▶ **What you need to do**: Using the listing below, copy every line that mentions "right".

▶ **Raw data**:
◇ ◇ ◇ ◇ ◇ ◇ ◇

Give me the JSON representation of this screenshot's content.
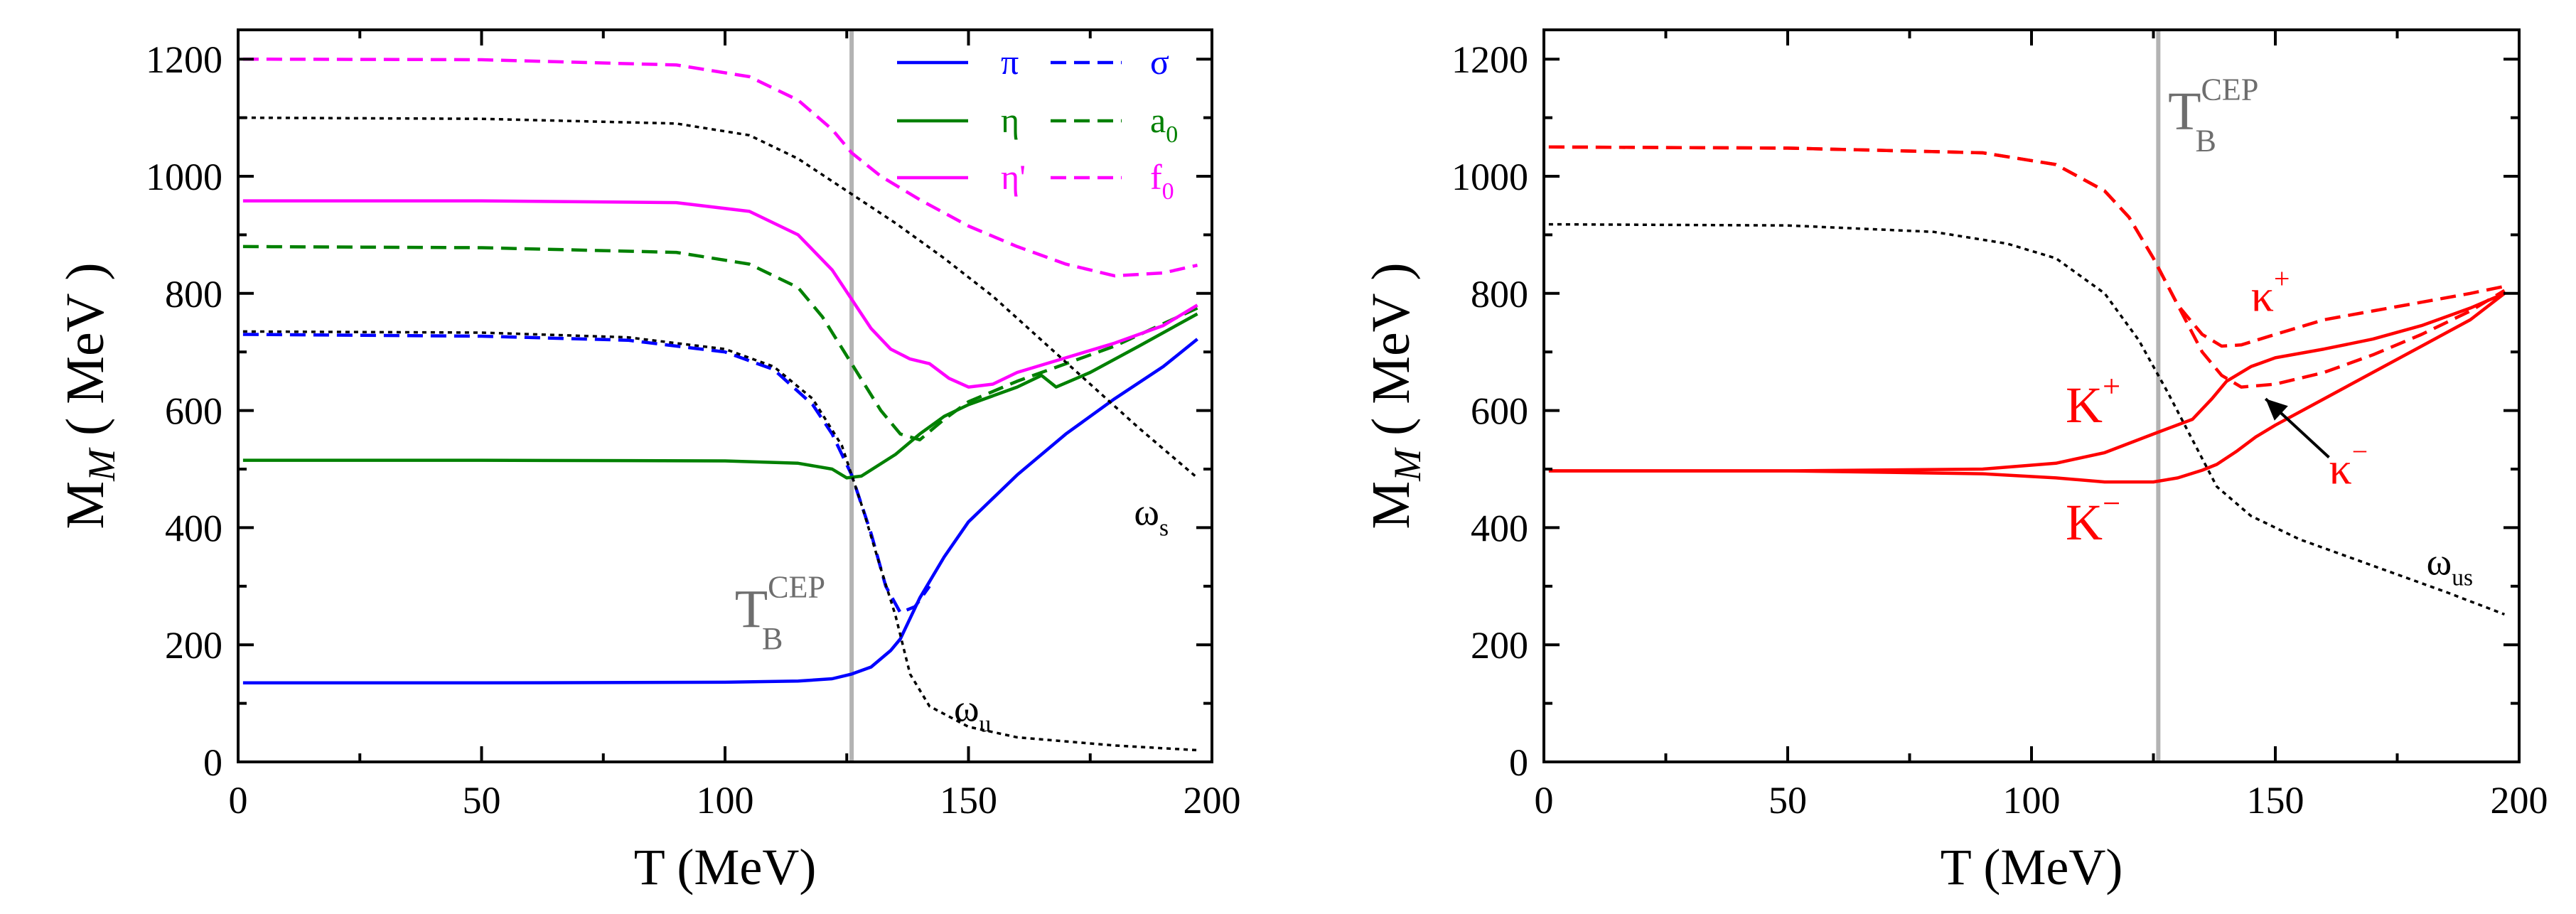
{
  "figure": {
    "panels": [
      "left",
      "right"
    ]
  },
  "chart_data": [
    {
      "id": "left",
      "type": "line",
      "title": "",
      "xlabel": "T (MeV)",
      "ylabel_main": "M",
      "ylabel_sub": "M",
      "ylabel_rest": " ( MeV )",
      "xlim": [
        0,
        200
      ],
      "ylim": [
        0,
        1250
      ],
      "xticks": [
        0,
        50,
        100,
        150,
        200
      ],
      "yticks": [
        0,
        200,
        400,
        600,
        800,
        1000,
        1200
      ],
      "vline": {
        "x": 126,
        "color": "#b3b3b3"
      },
      "legend_position": "top-right",
      "series": [
        {
          "name": "π",
          "color": "#0000ff",
          "dash": "solid",
          "legend": true,
          "points": [
            [
              1,
              135
            ],
            [
              50,
              135
            ],
            [
              100,
              136
            ],
            [
              115,
              138
            ],
            [
              122,
              142
            ],
            [
              126,
              150
            ],
            [
              130,
              162
            ],
            [
              134,
              190
            ],
            [
              136,
              210
            ],
            [
              140,
              280
            ],
            [
              145,
              350
            ],
            [
              150,
              410
            ],
            [
              160,
              490
            ],
            [
              170,
              560
            ],
            [
              180,
              620
            ],
            [
              190,
              675
            ],
            [
              197,
              722
            ]
          ]
        },
        {
          "name": "σ",
          "color": "#0000ff",
          "dash": "dashed",
          "legend": true,
          "points": [
            [
              1,
              730
            ],
            [
              50,
              727
            ],
            [
              80,
              720
            ],
            [
              100,
              700
            ],
            [
              110,
              670
            ],
            [
              118,
              610
            ],
            [
              122,
              560
            ],
            [
              126,
              490
            ],
            [
              130,
              390
            ],
            [
              133,
              300
            ],
            [
              136,
              255
            ],
            [
              139,
              265
            ],
            [
              142,
              300
            ]
          ]
        },
        {
          "name": "η",
          "color": "#008000",
          "dash": "solid",
          "legend": true,
          "points": [
            [
              1,
              515
            ],
            [
              50,
              515
            ],
            [
              100,
              514
            ],
            [
              115,
              510
            ],
            [
              122,
              500
            ],
            [
              125,
              485
            ],
            [
              128,
              488
            ],
            [
              135,
              525
            ],
            [
              140,
              560
            ],
            [
              145,
              590
            ],
            [
              150,
              610
            ],
            [
              160,
              640
            ],
            [
              165,
              660
            ],
            [
              168,
              640
            ],
            [
              175,
              665
            ],
            [
              185,
              710
            ],
            [
              197,
              765
            ]
          ]
        },
        {
          "name": "a0",
          "nameMain": "a",
          "nameSub": "0",
          "color": "#008000",
          "dash": "dashed",
          "legend": true,
          "points": [
            [
              1,
              880
            ],
            [
              50,
              878
            ],
            [
              90,
              870
            ],
            [
              105,
              850
            ],
            [
              115,
              810
            ],
            [
              120,
              760
            ],
            [
              126,
              680
            ],
            [
              132,
              600
            ],
            [
              136,
              560
            ],
            [
              140,
              550
            ],
            [
              145,
              585
            ],
            [
              150,
              615
            ],
            [
              160,
              650
            ],
            [
              170,
              680
            ],
            [
              180,
              710
            ],
            [
              197,
              775
            ]
          ]
        },
        {
          "name": "η'",
          "color": "#ff00ff",
          "dash": "solid",
          "legend": true,
          "points": [
            [
              1,
              958
            ],
            [
              50,
              958
            ],
            [
              90,
              955
            ],
            [
              105,
              940
            ],
            [
              115,
              900
            ],
            [
              122,
              840
            ],
            [
              126,
              790
            ],
            [
              130,
              740
            ],
            [
              134,
              705
            ],
            [
              138,
              688
            ],
            [
              142,
              680
            ],
            [
              146,
              655
            ],
            [
              150,
              640
            ],
            [
              155,
              645
            ],
            [
              160,
              665
            ],
            [
              170,
              690
            ],
            [
              180,
              715
            ],
            [
              190,
              745
            ],
            [
              197,
              780
            ]
          ]
        },
        {
          "name": "f0",
          "nameMain": "f",
          "nameSub": "0",
          "color": "#ff00ff",
          "dash": "dashed",
          "legend": true,
          "points": [
            [
              1,
              1200
            ],
            [
              50,
              1199
            ],
            [
              90,
              1190
            ],
            [
              105,
              1170
            ],
            [
              115,
              1130
            ],
            [
              122,
              1080
            ],
            [
              126,
              1040
            ],
            [
              132,
              1000
            ],
            [
              140,
              960
            ],
            [
              150,
              915
            ],
            [
              160,
              880
            ],
            [
              170,
              850
            ],
            [
              180,
              830
            ],
            [
              190,
              835
            ],
            [
              197,
              848
            ]
          ]
        },
        {
          "name": "ωu",
          "color": "#000000",
          "dash": "dotted",
          "legend": false,
          "points": [
            [
              1,
              735
            ],
            [
              50,
              733
            ],
            [
              80,
              725
            ],
            [
              100,
              705
            ],
            [
              110,
              675
            ],
            [
              118,
              620
            ],
            [
              124,
              540
            ],
            [
              128,
              440
            ],
            [
              132,
              330
            ],
            [
              135,
              250
            ],
            [
              138,
              150
            ],
            [
              142,
              95
            ],
            [
              150,
              60
            ],
            [
              160,
              42
            ],
            [
              180,
              28
            ],
            [
              197,
              20
            ]
          ]
        },
        {
          "name": "ωs",
          "color": "#000000",
          "dash": "dotted",
          "legend": false,
          "points": [
            [
              1,
              1100
            ],
            [
              50,
              1098
            ],
            [
              90,
              1090
            ],
            [
              105,
              1070
            ],
            [
              115,
              1030
            ],
            [
              125,
              975
            ],
            [
              135,
              920
            ],
            [
              145,
              860
            ],
            [
              155,
              795
            ],
            [
              165,
              720
            ],
            [
              175,
              645
            ],
            [
              185,
              570
            ],
            [
              197,
              485
            ]
          ]
        }
      ],
      "annotations": [
        {
          "main": "T",
          "sup": "CEP",
          "sub": "B",
          "color": "#6e6e6e",
          "kind": "tcep",
          "x": 102,
          "y": 230
        },
        {
          "main": "ω",
          "sub": "u",
          "color": "#000000",
          "kind": "omega",
          "x": 147,
          "y": 70
        },
        {
          "main": "ω",
          "sub": "s",
          "color": "#000000",
          "kind": "omega",
          "x": 184,
          "y": 405
        }
      ]
    },
    {
      "id": "right",
      "type": "line",
      "title": "",
      "xlabel": "T (MeV)",
      "ylabel_main": "M",
      "ylabel_sub": "M",
      "ylabel_rest": " ( MeV )",
      "xlim": [
        0,
        200
      ],
      "ylim": [
        0,
        1250
      ],
      "xticks": [
        0,
        50,
        100,
        150,
        200
      ],
      "yticks": [
        0,
        200,
        400,
        600,
        800,
        1000,
        1200
      ],
      "vline": {
        "x": 126,
        "color": "#b3b3b3"
      },
      "series": [
        {
          "name": "K+",
          "color": "#ff0000",
          "dash": "solid",
          "points": [
            [
              1,
              497
            ],
            [
              50,
              497
            ],
            [
              90,
              500
            ],
            [
              105,
              510
            ],
            [
              115,
              528
            ],
            [
              125,
              560
            ],
            [
              133,
              585
            ],
            [
              137,
              620
            ],
            [
              140,
              650
            ],
            [
              145,
              675
            ],
            [
              150,
              690
            ],
            [
              160,
              705
            ],
            [
              170,
              722
            ],
            [
              180,
              745
            ],
            [
              190,
              775
            ],
            [
              197,
              800
            ]
          ]
        },
        {
          "name": "K−",
          "color": "#ff0000",
          "dash": "solid",
          "points": [
            [
              1,
              497
            ],
            [
              50,
              497
            ],
            [
              90,
              492
            ],
            [
              105,
              485
            ],
            [
              115,
              478
            ],
            [
              125,
              478
            ],
            [
              130,
              485
            ],
            [
              135,
              498
            ],
            [
              138,
              508
            ],
            [
              142,
              530
            ],
            [
              146,
              555
            ],
            [
              150,
              575
            ],
            [
              160,
              620
            ],
            [
              170,
              665
            ],
            [
              180,
              710
            ],
            [
              190,
              755
            ],
            [
              197,
              800
            ]
          ]
        },
        {
          "name": "κ+",
          "color": "#ff0000",
          "dash": "dashed",
          "points": [
            [
              1,
              1050
            ],
            [
              50,
              1048
            ],
            [
              90,
              1040
            ],
            [
              105,
              1020
            ],
            [
              115,
              975
            ],
            [
              120,
              930
            ],
            [
              125,
              860
            ],
            [
              130,
              780
            ],
            [
              135,
              730
            ],
            [
              139,
              710
            ],
            [
              143,
              712
            ],
            [
              150,
              730
            ],
            [
              160,
              755
            ],
            [
              170,
              770
            ],
            [
              180,
              785
            ],
            [
              190,
              800
            ],
            [
              197,
              812
            ]
          ]
        },
        {
          "name": "κ−",
          "color": "#ff0000",
          "dash": "dashed",
          "points": [
            [
              1,
              1050
            ],
            [
              50,
              1048
            ],
            [
              90,
              1040
            ],
            [
              105,
              1020
            ],
            [
              115,
              975
            ],
            [
              120,
              930
            ],
            [
              125,
              860
            ],
            [
              130,
              780
            ],
            [
              135,
              700
            ],
            [
              139,
              660
            ],
            [
              143,
              640
            ],
            [
              150,
              645
            ],
            [
              160,
              665
            ],
            [
              170,
              695
            ],
            [
              180,
              730
            ],
            [
              190,
              770
            ],
            [
              197,
              805
            ]
          ]
        },
        {
          "name": "ωus",
          "color": "#000000",
          "dash": "dotted",
          "points": [
            [
              1,
              918
            ],
            [
              50,
              916
            ],
            [
              80,
              905
            ],
            [
              95,
              885
            ],
            [
              105,
              860
            ],
            [
              115,
              800
            ],
            [
              122,
              720
            ],
            [
              128,
              630
            ],
            [
              133,
              550
            ],
            [
              138,
              470
            ],
            [
              145,
              420
            ],
            [
              155,
              380
            ],
            [
              165,
              350
            ],
            [
              175,
              320
            ],
            [
              185,
              290
            ],
            [
              197,
              252
            ]
          ]
        }
      ],
      "annotations": [
        {
          "main": "T",
          "sup": "CEP",
          "sub": "B",
          "color": "#6e6e6e",
          "kind": "tcep",
          "x": 128,
          "y": 1080
        },
        {
          "main": "K",
          "sup": "+",
          "color": "#ff0000",
          "kind": "meson",
          "x": 107,
          "y": 580
        },
        {
          "main": "K",
          "sup": "−",
          "color": "#ff0000",
          "kind": "meson",
          "x": 107,
          "y": 380
        },
        {
          "main": "κ",
          "sup": "+",
          "color": "#ff0000",
          "kind": "kappa",
          "x": 145,
          "y": 770
        },
        {
          "main": "κ",
          "sup": "−",
          "color": "#ff0000",
          "kind": "kappa",
          "x": 161,
          "y": 475
        },
        {
          "main": "ω",
          "sub": "us",
          "color": "#000000",
          "kind": "omega",
          "x": 181,
          "y": 320
        }
      ],
      "arrow": {
        "from": [
          161,
          520
        ],
        "to": [
          148,
          620
        ]
      }
    }
  ]
}
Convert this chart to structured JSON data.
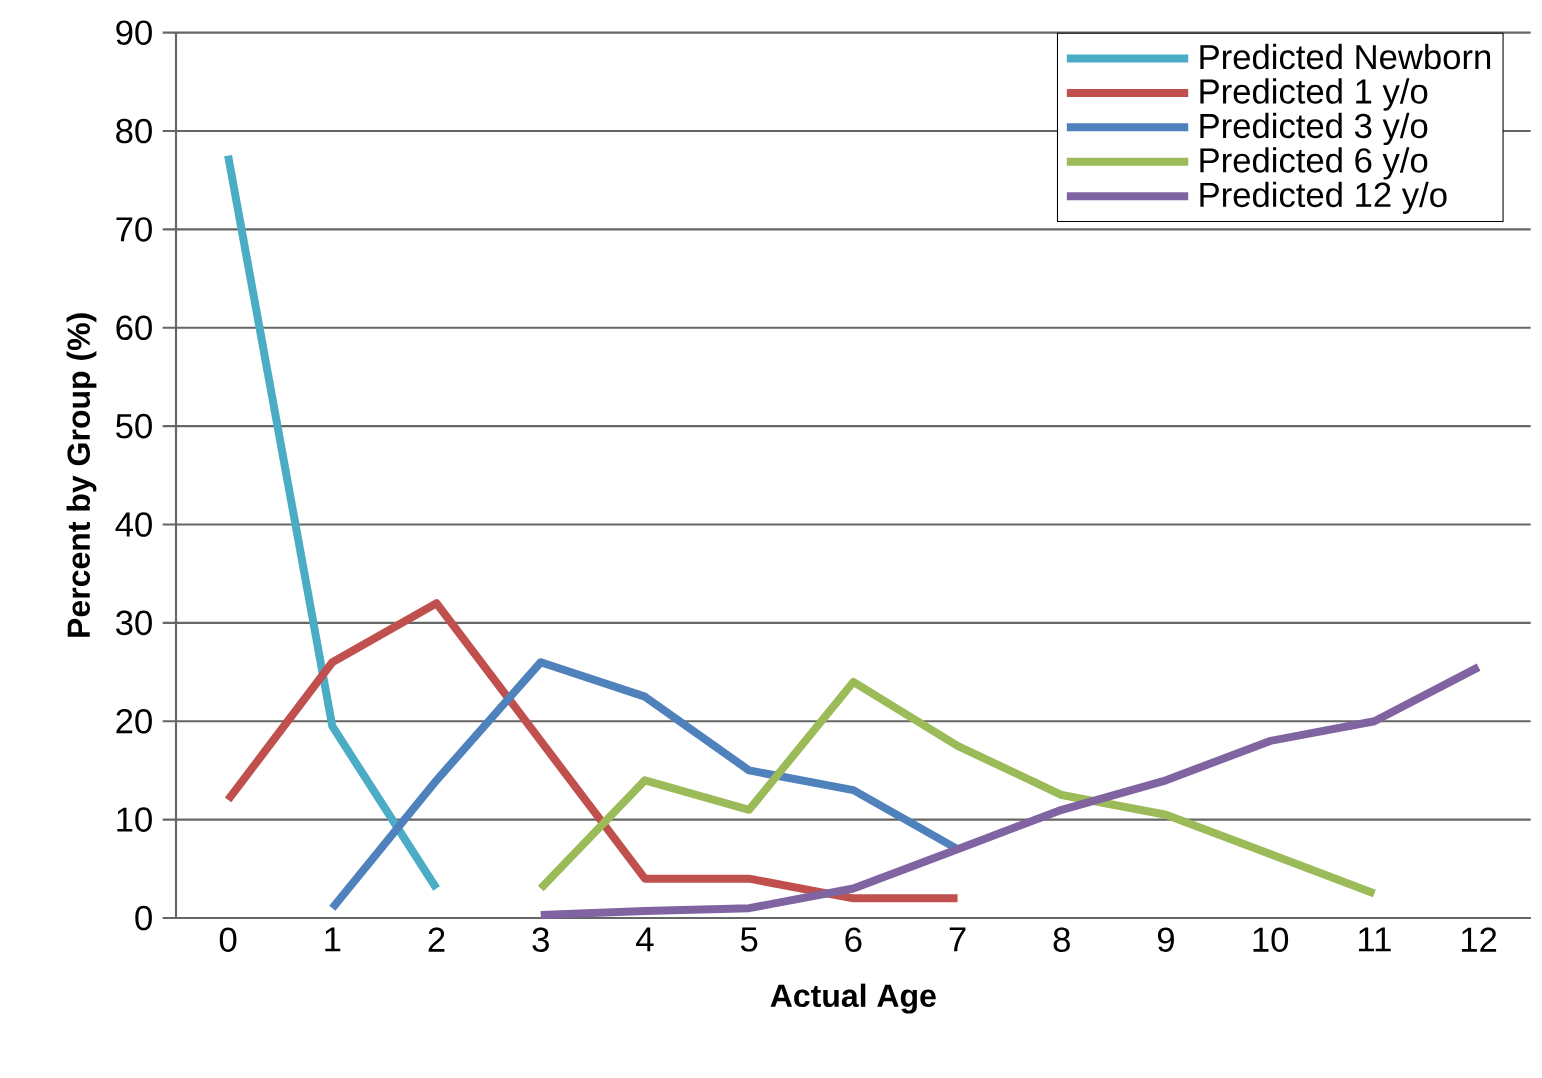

◇ ◇ ◇ ◇ ◇ ◇ ◇

▶ **Answer to this exercise**:
      "right"
      "legend_position": "top-right",
      "id": "right",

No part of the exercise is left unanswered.